## SUPPLIED MATERIAL:
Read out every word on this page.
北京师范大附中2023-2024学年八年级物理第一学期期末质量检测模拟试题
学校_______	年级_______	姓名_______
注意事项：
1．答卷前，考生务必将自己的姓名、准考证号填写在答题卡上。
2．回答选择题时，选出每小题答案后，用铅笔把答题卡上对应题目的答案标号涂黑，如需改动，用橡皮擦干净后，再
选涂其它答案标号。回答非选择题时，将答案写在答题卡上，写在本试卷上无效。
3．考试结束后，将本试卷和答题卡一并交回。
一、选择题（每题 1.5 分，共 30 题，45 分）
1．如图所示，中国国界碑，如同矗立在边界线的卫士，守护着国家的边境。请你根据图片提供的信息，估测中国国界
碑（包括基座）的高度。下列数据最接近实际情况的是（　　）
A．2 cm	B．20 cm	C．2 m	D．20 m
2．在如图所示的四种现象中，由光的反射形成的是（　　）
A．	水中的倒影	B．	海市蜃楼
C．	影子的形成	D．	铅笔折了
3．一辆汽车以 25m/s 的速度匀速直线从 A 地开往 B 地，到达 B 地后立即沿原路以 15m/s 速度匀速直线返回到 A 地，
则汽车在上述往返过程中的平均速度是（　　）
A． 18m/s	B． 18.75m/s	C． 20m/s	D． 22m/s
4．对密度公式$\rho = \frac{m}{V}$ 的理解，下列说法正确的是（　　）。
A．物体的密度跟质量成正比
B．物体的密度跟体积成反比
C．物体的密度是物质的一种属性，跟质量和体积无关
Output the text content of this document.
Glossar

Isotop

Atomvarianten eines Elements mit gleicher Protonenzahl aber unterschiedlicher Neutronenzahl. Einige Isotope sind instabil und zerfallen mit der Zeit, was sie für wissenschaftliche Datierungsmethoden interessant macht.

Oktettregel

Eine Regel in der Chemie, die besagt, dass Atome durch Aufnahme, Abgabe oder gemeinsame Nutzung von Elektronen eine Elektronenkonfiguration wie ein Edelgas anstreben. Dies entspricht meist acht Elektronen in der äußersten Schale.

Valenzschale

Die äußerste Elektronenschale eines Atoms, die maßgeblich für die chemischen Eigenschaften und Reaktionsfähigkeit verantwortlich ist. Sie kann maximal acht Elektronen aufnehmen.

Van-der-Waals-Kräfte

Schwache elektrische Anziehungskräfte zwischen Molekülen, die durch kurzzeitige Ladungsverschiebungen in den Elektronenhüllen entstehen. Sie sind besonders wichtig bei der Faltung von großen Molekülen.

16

## WORK TO COMPLETE:
Copy out the whole listing exactly; please set it all down.

## TASK ANSWER:
Read out every word on this page.
北京师范大附中2023-2024学年八年级物理第一学期期末质量检测模拟试题
学校_______	年级_______	姓名_______
注意事项：
1．答卷前，考生务必将自己的姓名、准考证号填写在答题卡上。
2．回答选择题时，选出每小题答案后，用铅笔把答题卡上对应题目的答案标号涂黑，如需改动，用橡皮擦干净后，再
选涂其它答案标号。回答非选择题时，将答案写在答题卡上，写在本试卷上无效。
3．考试结束后，将本试卷和答题卡一并交回。
一、选择题（每题 1.5 分，共 30 题，45 分）
1．如图所示，中国国界碑，如同矗立在边界线的卫士，守护着国家的边境。请你根据图片提供的信息，估测中国国界
碑（包括基座）的高度。下列数据最接近实际情况的是（　　）
A．2 cm	B．20 cm	C．2 m	D．20 m
2．在如图所示的四种现象中，由光的反射形成的是（　　）
A．	水中的倒影	B．	海市蜃楼
C．	影子的形成	D．	铅笔折了
3．一辆汽车以 25m/s 的速度匀速直线从 A 地开往 B 地，到达 B 地后立即沿原路以 15m/s 速度匀速直线返回到 A 地，
则汽车在上述往返过程中的平均速度是（　　）
A． 18m/s	B． 18.75m/s	C． 20m/s	D． 22m/s
4．对密度公式$\rho = \frac{m}{V}$ 的理解，下列说法正确的是（　　）。
A．物体的密度跟质量成正比
B．物体的密度跟体积成反比
C．物体的密度是物质的一种属性，跟质量和体积无关
Output the text content of this document.
Glossar

Isotop

Atomvarianten eines Elements mit gleicher Protonenzahl aber unterschiedlicher Neutronenzahl. Einige Isotope sind instabil und zerfallen mit der Zeit, was sie für wissenschaftliche Datierungsmethoden interessant macht.

Oktettregel

Eine Regel in der Chemie, die besagt, dass Atome durch Aufnahme, Abgabe oder gemeinsame Nutzung von Elektronen eine Elektronenkonfiguration wie ein Edelgas anstreben. Dies entspricht meist acht Elektronen in der äußersten Schale.

Valenzschale

Die äußerste Elektronenschale eines Atoms, die maßgeblich für die chemischen Eigenschaften und Reaktionsfähigkeit verantwortlich ist. Sie kann maximal acht Elektronen aufnehmen.

Van-der-Waals-Kräfte

Schwache elektrische Anziehungskräfte zwischen Molekülen, die durch kurzzeitige Ladungsverschiebungen in den Elektronenhüllen entstehen. Sie sind besonders wichtig bei der Faltung von großen Molekülen.

16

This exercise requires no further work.